## START Data entries
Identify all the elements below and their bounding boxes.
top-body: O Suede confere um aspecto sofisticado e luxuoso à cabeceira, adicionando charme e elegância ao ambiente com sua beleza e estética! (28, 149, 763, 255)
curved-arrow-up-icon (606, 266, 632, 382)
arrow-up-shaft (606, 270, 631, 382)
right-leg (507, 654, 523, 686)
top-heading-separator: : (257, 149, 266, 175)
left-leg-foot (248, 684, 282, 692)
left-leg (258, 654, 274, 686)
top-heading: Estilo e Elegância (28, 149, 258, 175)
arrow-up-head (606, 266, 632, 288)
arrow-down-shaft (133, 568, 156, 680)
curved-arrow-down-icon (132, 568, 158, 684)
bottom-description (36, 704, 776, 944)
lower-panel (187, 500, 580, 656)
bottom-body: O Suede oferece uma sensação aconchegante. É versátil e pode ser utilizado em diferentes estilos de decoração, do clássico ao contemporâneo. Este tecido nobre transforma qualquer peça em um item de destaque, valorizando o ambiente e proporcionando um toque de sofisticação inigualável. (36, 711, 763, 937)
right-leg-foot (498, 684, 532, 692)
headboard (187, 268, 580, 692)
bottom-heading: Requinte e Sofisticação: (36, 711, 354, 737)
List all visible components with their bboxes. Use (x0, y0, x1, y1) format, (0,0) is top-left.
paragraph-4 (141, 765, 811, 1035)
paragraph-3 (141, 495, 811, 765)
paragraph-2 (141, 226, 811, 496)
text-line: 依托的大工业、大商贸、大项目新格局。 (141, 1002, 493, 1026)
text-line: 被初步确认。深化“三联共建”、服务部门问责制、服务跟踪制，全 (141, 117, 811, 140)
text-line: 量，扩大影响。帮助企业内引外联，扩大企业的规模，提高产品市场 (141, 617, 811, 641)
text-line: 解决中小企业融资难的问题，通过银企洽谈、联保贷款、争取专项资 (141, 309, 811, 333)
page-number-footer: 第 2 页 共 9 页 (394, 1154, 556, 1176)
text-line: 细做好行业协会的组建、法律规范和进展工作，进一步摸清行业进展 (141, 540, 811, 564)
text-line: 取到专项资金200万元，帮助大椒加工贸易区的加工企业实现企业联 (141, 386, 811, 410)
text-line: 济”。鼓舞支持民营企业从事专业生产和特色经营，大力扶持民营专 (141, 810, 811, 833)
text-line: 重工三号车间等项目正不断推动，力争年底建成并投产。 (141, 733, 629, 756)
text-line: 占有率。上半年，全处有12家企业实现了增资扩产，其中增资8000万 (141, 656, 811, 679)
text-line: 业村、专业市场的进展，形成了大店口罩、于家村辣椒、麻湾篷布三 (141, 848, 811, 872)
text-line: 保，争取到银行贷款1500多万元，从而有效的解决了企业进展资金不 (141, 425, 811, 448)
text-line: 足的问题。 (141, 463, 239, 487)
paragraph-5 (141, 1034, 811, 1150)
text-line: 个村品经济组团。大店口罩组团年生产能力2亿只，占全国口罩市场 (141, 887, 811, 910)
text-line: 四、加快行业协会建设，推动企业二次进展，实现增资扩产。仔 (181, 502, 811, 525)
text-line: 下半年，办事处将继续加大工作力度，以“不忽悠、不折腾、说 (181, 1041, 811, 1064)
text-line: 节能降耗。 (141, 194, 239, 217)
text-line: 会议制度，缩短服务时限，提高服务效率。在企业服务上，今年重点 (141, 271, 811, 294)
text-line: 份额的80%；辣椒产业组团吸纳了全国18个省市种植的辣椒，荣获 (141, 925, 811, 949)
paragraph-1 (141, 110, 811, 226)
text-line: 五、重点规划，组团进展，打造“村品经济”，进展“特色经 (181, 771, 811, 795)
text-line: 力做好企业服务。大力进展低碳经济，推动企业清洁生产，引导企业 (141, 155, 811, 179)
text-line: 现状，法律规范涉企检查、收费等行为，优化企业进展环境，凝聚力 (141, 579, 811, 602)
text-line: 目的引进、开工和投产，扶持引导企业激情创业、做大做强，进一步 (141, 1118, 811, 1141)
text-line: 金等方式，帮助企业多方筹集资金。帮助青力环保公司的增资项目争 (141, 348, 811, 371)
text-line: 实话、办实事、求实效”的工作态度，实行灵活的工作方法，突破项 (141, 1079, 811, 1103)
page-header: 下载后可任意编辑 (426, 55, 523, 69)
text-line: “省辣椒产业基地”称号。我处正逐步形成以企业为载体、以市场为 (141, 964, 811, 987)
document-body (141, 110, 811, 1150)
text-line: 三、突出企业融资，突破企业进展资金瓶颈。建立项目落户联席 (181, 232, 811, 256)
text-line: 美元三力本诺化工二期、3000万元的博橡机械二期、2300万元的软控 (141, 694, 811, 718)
## END Data entries
- _What to do_
Give every line of the listing above as a JSON list of strings, one string per line, leaving out any blank lines.

- _Expected answer_
[
  "Identify all the elements below and their bounding boxes.",
  "top-body: O Suede confere um aspecto sofisticado e luxuoso à cabeceira, adicionando charme e elegância ao ambiente com sua beleza e estética! (28, 149, 763, 255)",
  "curved-arrow-up-icon (606, 266, 632, 382)",
  "arrow-up-shaft (606, 270, 631, 382)",
  "right-leg (507, 654, 523, 686)",
  "top-heading-separator: : (257, 149, 266, 175)",
  "left-leg-foot (248, 684, 282, 692)",
  "left-leg (258, 654, 274, 686)",
  "top-heading: Estilo e Elegância (28, 149, 258, 175)",
  "arrow-up-head (606, 266, 632, 288)",
  "arrow-down-shaft (133, 568, 156, 680)",
  "curved-arrow-down-icon (132, 568, 158, 684)",
  "bottom-description (36, 704, 776, 944)",
  "lower-panel (187, 500, 580, 656)",
  "bottom-body: O Suede oferece uma sensação aconchegante. É versátil e pode ser utilizado em diferentes estilos de decoração, do clássico ao contemporâneo. Este tecido nobre transforma qualquer peça em um item de destaque, valorizando o ambiente e proporcionando um toque de sofisticação inigualável. (36, 711, 763, 937)",
  "right-leg-foot (498, 684, 532, 692)",
  "headboard (187, 268, 580, 692)",
  "bottom-heading: Requinte e Sofisticação: (36, 711, 354, 737)",
  "List all visible components with their bboxes. Use (x0, y0, x1, y1) format, (0,0) is top-left.",
  "paragraph-4 (141, 765, 811, 1035)",
  "paragraph-3 (141, 495, 811, 765)",
  "paragraph-2 (141, 226, 811, 496)",
  "text-line: 依托的大工业、大商贸、大项目新格局。 (141, 1002, 493, 1026)",
  "text-line: 被初步确认。深化“三联共建”、服务部门问责制、服务跟踪制，全 (141, 117, 811, 140)",
  "text-line: 量，扩大影响。帮助企业内引外联，扩大企业的规模，提高产品市场 (141, 617, 811, 641)",
  "text-line: 解决中小企业融资难的问题，通过银企洽谈、联保贷款、争取专项资 (141, 309, 811, 333)",
  "page-number-footer: 第 2 页 共 9 页 (394, 1154, 556, 1176)",
  "text-line: 细做好行业协会的组建、法律规范和进展工作，进一步摸清行业进展 (141, 540, 811, 564)",
  "text-line: 取到专项资金200万元，帮助大椒加工贸易区的加工企业实现企业联 (141, 386, 811, 410)",
  "text-line: 济”。鼓舞支持民营企业从事专业生产和特色经营，大力扶持民营专 (141, 810, 811, 833)",
  "text-line: 重工三号车间等项目正不断推动，力争年底建成并投产。 (141, 733, 629, 756)",
  "text-line: 占有率。上半年，全处有12家企业实现了增资扩产，其中增资8000万 (141, 656, 811, 679)",
  "text-line: 业村、专业市场的进展，形成了大店口罩、于家村辣椒、麻湾篷布三 (141, 848, 811, 872)",
  "text-line: 保，争取到银行贷款1500多万元，从而有效的解决了企业进展资金不 (141, 425, 811, 448)",
  "text-line: 足的问题。 (141, 463, 239, 487)",
  "paragraph-5 (141, 1034, 811, 1150)",
  "text-line: 个村品经济组团。大店口罩组团年生产能力2亿只，占全国口罩市场 (141, 887, 811, 910)",
  "text-line: 四、加快行业协会建设，推动企业二次进展，实现增资扩产。仔 (181, 502, 811, 525)",
  "text-line: 下半年，办事处将继续加大工作力度，以“不忽悠、不折腾、说 (181, 1041, 811, 1064)",
  "text-line: 节能降耗。 (141, 194, 239, 217)",
  "text-line: 会议制度，缩短服务时限，提高服务效率。在企业服务上，今年重点 (141, 271, 811, 294)",
  "text-line: 份额的80%；辣椒产业组团吸纳了全国18个省市种植的辣椒，荣获 (141, 925, 811, 949)",
  "paragraph-1 (141, 110, 811, 226)",
  "text-line: 五、重点规划，组团进展，打造“村品经济”，进展“特色经 (181, 771, 811, 795)",
  "text-line: 力做好企业服务。大力进展低碳经济，推动企业清洁生产，引导企业 (141, 155, 811, 179)",
  "text-line: 现状，法律规范涉企检查、收费等行为，优化企业进展环境，凝聚力 (141, 579, 811, 602)",
  "text-line: 目的引进、开工和投产，扶持引导企业激情创业、做大做强，进一步 (141, 1118, 811, 1141)",
  "text-line: 金等方式，帮助企业多方筹集资金。帮助青力环保公司的增资项目争 (141, 348, 811, 371)",
  "text-line: 实话、办实事、求实效”的工作态度，实行灵活的工作方法，突破项 (141, 1079, 811, 1103)",
  "page-header: 下载后可任意编辑 (426, 55, 523, 69)",
  "text-line: “省辣椒产业基地”称号。我处正逐步形成以企业为载体、以市场为 (141, 964, 811, 987)",
  "document-body (141, 110, 811, 1150)",
  "text-line: 三、突出企业融资，突破企业进展资金瓶颈。建立项目落户联席 (181, 232, 811, 256)",
  "text-line: 美元三力本诺化工二期、3000万元的博橡机械二期、2300万元的软控 (141, 694, 811, 718)"
]